_AIM OF THE TASK_. Reproduce every entry exactly and leave its pictures out.

_EXERCISE INPUT_.
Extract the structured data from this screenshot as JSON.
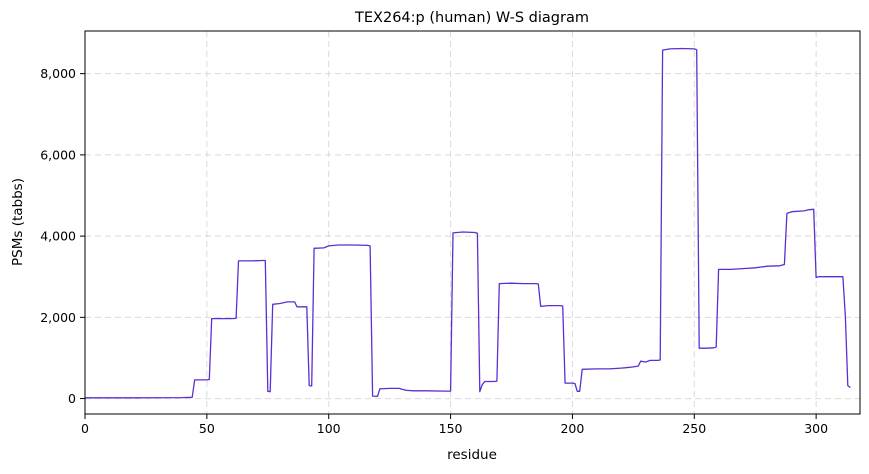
{
  "chart_data": {
    "type": "line",
    "title": "TEX264:p (human) W-S diagram",
    "xlabel": "residue",
    "ylabel": "PSMs (tabbs)",
    "xlim": [
      0,
      318
    ],
    "ylim": [
      -380,
      9050
    ],
    "xticks": [
      0,
      50,
      100,
      150,
      200,
      250,
      300
    ],
    "xtick_labels": [
      "0",
      "50",
      "100",
      "150",
      "200",
      "250",
      "300"
    ],
    "yticks": [
      0,
      2000,
      4000,
      6000,
      8000
    ],
    "ytick_labels": [
      "0",
      "2,000",
      "4,000",
      "6,000",
      "8,000"
    ],
    "grid": true,
    "legend": "none",
    "series": [
      {
        "color": "#5b2fd1",
        "x": [
          0,
          20,
          40,
          44,
          45,
          50,
          51,
          52,
          55,
          60,
          62,
          63,
          68,
          73,
          74,
          75,
          76,
          77,
          80,
          83,
          86,
          87,
          90,
          91,
          92,
          93,
          94,
          98,
          100,
          104,
          110,
          116,
          117,
          118,
          120,
          121,
          125,
          129,
          130,
          132,
          135,
          140,
          148,
          149,
          150,
          151,
          155,
          160,
          161,
          162,
          163,
          164,
          168,
          169,
          170,
          175,
          180,
          185,
          186,
          187,
          190,
          195,
          196,
          197,
          200,
          201,
          202,
          203,
          204,
          210,
          215,
          220,
          222,
          225,
          227,
          228,
          230,
          232,
          235,
          236,
          237,
          240,
          245,
          250,
          251,
          252,
          255,
          258,
          259,
          260,
          265,
          270,
          275,
          280,
          285,
          287,
          288,
          290,
          295,
          297,
          299,
          300,
          301,
          303,
          305,
          310,
          311,
          312,
          313,
          314
        ],
        "y": [
          20,
          20,
          25,
          30,
          460,
          460,
          470,
          1970,
          1970,
          1970,
          1975,
          3390,
          3390,
          3400,
          3400,
          180,
          170,
          2320,
          2340,
          2380,
          2380,
          2260,
          2260,
          2260,
          320,
          310,
          3700,
          3710,
          3760,
          3780,
          3780,
          3770,
          3760,
          60,
          55,
          240,
          250,
          250,
          230,
          200,
          190,
          190,
          185,
          185,
          185,
          4080,
          4100,
          4090,
          4070,
          170,
          340,
          420,
          420,
          430,
          2830,
          2840,
          2830,
          2830,
          2820,
          2270,
          2290,
          2290,
          2280,
          380,
          380,
          370,
          180,
          180,
          720,
          730,
          730,
          750,
          760,
          780,
          800,
          920,
          900,
          940,
          940,
          950,
          8580,
          8610,
          8620,
          8610,
          8590,
          1240,
          1240,
          1250,
          1270,
          3180,
          3180,
          3200,
          3220,
          3260,
          3270,
          3300,
          4560,
          4600,
          4620,
          4650,
          4660,
          2980,
          3000,
          3000,
          3000,
          3000,
          3000,
          2000,
          320,
          270
        ]
      }
    ]
  }
}
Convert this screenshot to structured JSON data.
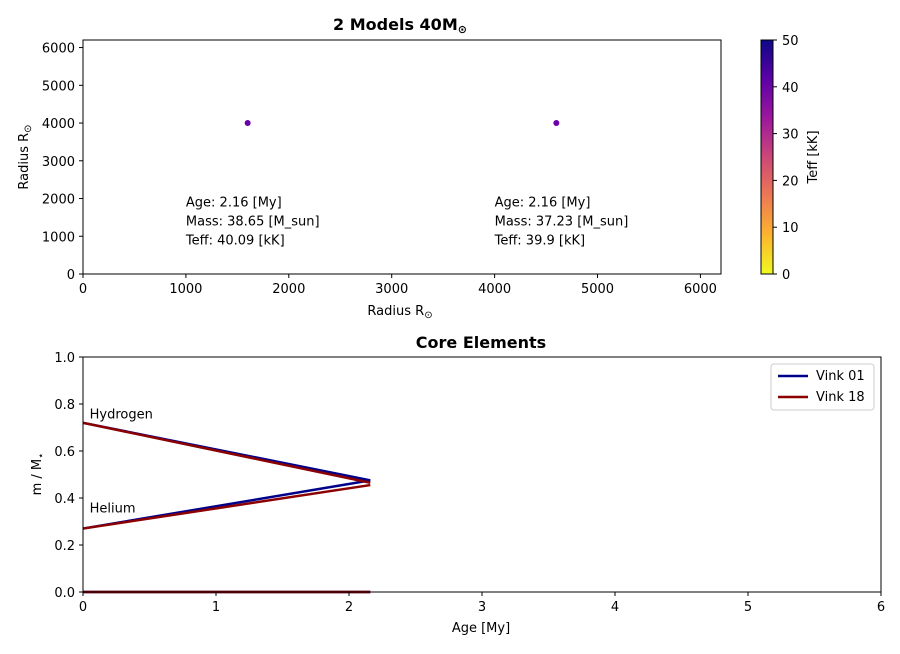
{
  "chart_data": [
    {
      "type": "scatter",
      "title": "2 Models 40M",
      "title_sub": "⊙",
      "xlabel": "Radius R",
      "xlabel_sub": "⊙",
      "ylabel": "Radius R",
      "ylabel_sub": "⊙",
      "xlim": [
        0,
        6200
      ],
      "ylim": [
        0,
        6200
      ],
      "xticks": [
        0,
        1000,
        2000,
        3000,
        4000,
        5000,
        6000
      ],
      "yticks": [
        0,
        1000,
        2000,
        3000,
        4000,
        5000,
        6000
      ],
      "points": [
        {
          "x": 1600,
          "y": 4000,
          "teff": 40.09,
          "color": "#6a00a8"
        },
        {
          "x": 4600,
          "y": 4000,
          "teff": 39.9,
          "color": "#6a00a8"
        }
      ],
      "annotations": [
        {
          "x": 1000,
          "y": 1600,
          "lines": [
            "Age: 2.16 [My]",
            "Mass: 38.65 [M_sun]",
            "Teff: 40.09 [kK]"
          ]
        },
        {
          "x": 4000,
          "y": 1600,
          "lines": [
            "Age: 2.16 [My]",
            "Mass: 37.23 [M_sun]",
            "Teff: 39.9 [kK]"
          ]
        }
      ],
      "colorbar": {
        "label": "Teff [kK]",
        "range": [
          0,
          50
        ],
        "ticks": [
          0,
          10,
          20,
          30,
          40,
          50
        ],
        "colormap": [
          "#f0f921",
          "#fdb42f",
          "#ed7953",
          "#cc4778",
          "#9c179e",
          "#5c01a6",
          "#0d0887"
        ]
      }
    },
    {
      "type": "line",
      "title": "Core Elements",
      "xlabel": "Age [My]",
      "ylabel": "m / M",
      "ylabel_sub": "⋆",
      "xlim": [
        0,
        6
      ],
      "ylim": [
        0,
        1.0
      ],
      "xticks": [
        0,
        1,
        2,
        3,
        4,
        5,
        6
      ],
      "yticks": [
        0.0,
        0.2,
        0.4,
        0.6,
        0.8,
        1.0
      ],
      "series": [
        {
          "name": "Vink 01",
          "color": "#00008b",
          "lines": [
            [
              [
                0,
                0.72
              ],
              [
                2.16,
                0.475
              ]
            ],
            [
              [
                0,
                0.27
              ],
              [
                2.16,
                0.475
              ]
            ],
            [
              [
                0,
                0.0
              ],
              [
                2.16,
                0.0
              ]
            ]
          ]
        },
        {
          "name": "Vink 18",
          "color": "#8b0000",
          "lines": [
            [
              [
                0,
                0.72
              ],
              [
                2.16,
                0.465
              ]
            ],
            [
              [
                0,
                0.27
              ],
              [
                2.16,
                0.455
              ]
            ],
            [
              [
                0,
                0.0
              ],
              [
                2.16,
                0.0
              ]
            ]
          ]
        }
      ],
      "annotations": [
        {
          "text": "Hydrogen",
          "x": 0.05,
          "y": 0.76
        },
        {
          "text": "Helium",
          "x": 0.05,
          "y": 0.36
        }
      ],
      "legend_loc": "top-right"
    }
  ]
}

_FULL ANSWER_.
Extract the structured data from this screenshot as JSON.
{
  "chart_data": {
    "type": "line",
    "title": "TEX264:p (human) W-S diagram",
    "xlabel": "residue",
    "ylabel": "PSMs (tabbs)",
    "xlim": [
      0,
      318
    ],
    "ylim": [
      -380,
      9050
    ],
    "xticks": [
      0,
      50,
      100,
      150,
      200,
      250,
      300
    ],
    "xtick_labels": [
      "0",
      "50",
      "100",
      "150",
      "200",
      "250",
      "300"
    ],
    "yticks": [
      0,
      2000,
      4000,
      6000,
      8000
    ],
    "ytick_labels": [
      "0",
      "2,000",
      "4,000",
      "6,000",
      "8,000"
    ],
    "grid": true,
    "legend": "none",
    "series": [
      {
        "color": "#5b2fd1",
        "x": [
          0,
          20,
          40,
          44,
          45,
          50,
          51,
          52,
          55,
          60,
          62,
          63,
          68,
          73,
          74,
          75,
          76,
          77,
          80,
          83,
          86,
          87,
          90,
          91,
          92,
          93,
          94,
          98,
          100,
          104,
          110,
          116,
          117,
          118,
          120,
          121,
          125,
          129,
          130,
          132,
          135,
          140,
          148,
          149,
          150,
          151,
          155,
          160,
          161,
          162,
          163,
          164,
          168,
          169,
          170,
          175,
          180,
          185,
          186,
          187,
          190,
          195,
          196,
          197,
          200,
          201,
          202,
          203,
          204,
          210,
          215,
          220,
          222,
          225,
          227,
          228,
          230,
          232,
          235,
          236,
          237,
          240,
          245,
          250,
          251,
          252,
          255,
          258,
          259,
          260,
          265,
          270,
          275,
          280,
          285,
          287,
          288,
          290,
          295,
          297,
          299,
          300,
          301,
          303,
          305,
          310,
          311,
          312,
          313,
          314
        ],
        "y": [
          20,
          20,
          25,
          30,
          460,
          460,
          470,
          1970,
          1970,
          1970,
          1975,
          3390,
          3390,
          3400,
          3400,
          180,
          170,
          2320,
          2340,
          2380,
          2380,
          2260,
          2260,
          2260,
          320,
          310,
          3700,
          3710,
          3760,
          3780,
          3780,
          3770,
          3760,
          60,
          55,
          240,
          250,
          250,
          230,
          200,
          190,
          190,
          185,
          185,
          185,
          4080,
          4100,
          4090,
          4070,
          170,
          340,
          420,
          420,
          430,
          2830,
          2840,
          2830,
          2830,
          2820,
          2270,
          2290,
          2290,
          2280,
          380,
          380,
          370,
          180,
          180,
          720,
          730,
          730,
          750,
          760,
          780,
          800,
          920,
          900,
          940,
          940,
          950,
          8580,
          8610,
          8620,
          8610,
          8590,
          1240,
          1240,
          1250,
          1270,
          3180,
          3180,
          3200,
          3220,
          3260,
          3270,
          3300,
          4560,
          4600,
          4620,
          4650,
          4660,
          2980,
          3000,
          3000,
          3000,
          3000,
          3000,
          2000,
          320,
          270
        ]
      }
    ]
  }
}
Convert this screenshot to structured JSON data.
{
  "chart_data": [
    {
      "type": "scatter",
      "title": "2 Models 40M",
      "title_sub": "⊙",
      "xlabel": "Radius R",
      "xlabel_sub": "⊙",
      "ylabel": "Radius R",
      "ylabel_sub": "⊙",
      "xlim": [
        0,
        6200
      ],
      "ylim": [
        0,
        6200
      ],
      "xticks": [
        0,
        1000,
        2000,
        3000,
        4000,
        5000,
        6000
      ],
      "yticks": [
        0,
        1000,
        2000,
        3000,
        4000,
        5000,
        6000
      ],
      "points": [
        {
          "x": 1600,
          "y": 4000,
          "teff": 40.09,
          "color": "#6a00a8"
        },
        {
          "x": 4600,
          "y": 4000,
          "teff": 39.9,
          "color": "#6a00a8"
        }
      ],
      "annotations": [
        {
          "x": 1000,
          "y": 1600,
          "lines": [
            "Age: 2.16 [My]",
            "Mass: 38.65 [M_sun]",
            "Teff: 40.09 [kK]"
          ]
        },
        {
          "x": 4000,
          "y": 1600,
          "lines": [
            "Age: 2.16 [My]",
            "Mass: 37.23 [M_sun]",
            "Teff: 39.9 [kK]"
          ]
        }
      ],
      "colorbar": {
        "label": "Teff [kK]",
        "range": [
          0,
          50
        ],
        "ticks": [
          0,
          10,
          20,
          30,
          40,
          50
        ],
        "colormap": [
          "#f0f921",
          "#fdb42f",
          "#ed7953",
          "#cc4778",
          "#9c179e",
          "#5c01a6",
          "#0d0887"
        ]
      }
    },
    {
      "type": "line",
      "title": "Core Elements",
      "xlabel": "Age [My]",
      "ylabel": "m / M",
      "ylabel_sub": "⋆",
      "xlim": [
        0,
        6
      ],
      "ylim": [
        0,
        1.0
      ],
      "xticks": [
        0,
        1,
        2,
        3,
        4,
        5,
        6
      ],
      "yticks": [
        0.0,
        0.2,
        0.4,
        0.6,
        0.8,
        1.0
      ],
      "series": [
        {
          "name": "Vink 01",
          "color": "#00008b",
          "lines": [
            [
              [
                0,
                0.72
              ],
              [
                2.16,
                0.475
              ]
            ],
            [
              [
                0,
                0.27
              ],
              [
                2.16,
                0.475
              ]
            ],
            [
              [
                0,
                0.0
              ],
              [
                2.16,
                0.0
              ]
            ]
          ]
        },
        {
          "name": "Vink 18",
          "color": "#8b0000",
          "lines": [
            [
              [
                0,
                0.72
              ],
              [
                2.16,
                0.465
              ]
            ],
            [
              [
                0,
                0.27
              ],
              [
                2.16,
                0.455
              ]
            ],
            [
              [
                0,
                0.0
              ],
              [
                2.16,
                0.0
              ]
            ]
          ]
        }
      ],
      "annotations": [
        {
          "text": "Hydrogen",
          "x": 0.05,
          "y": 0.76
        },
        {
          "text": "Helium",
          "x": 0.05,
          "y": 0.36
        }
      ],
      "legend_loc": "top-right"
    }
  ]
}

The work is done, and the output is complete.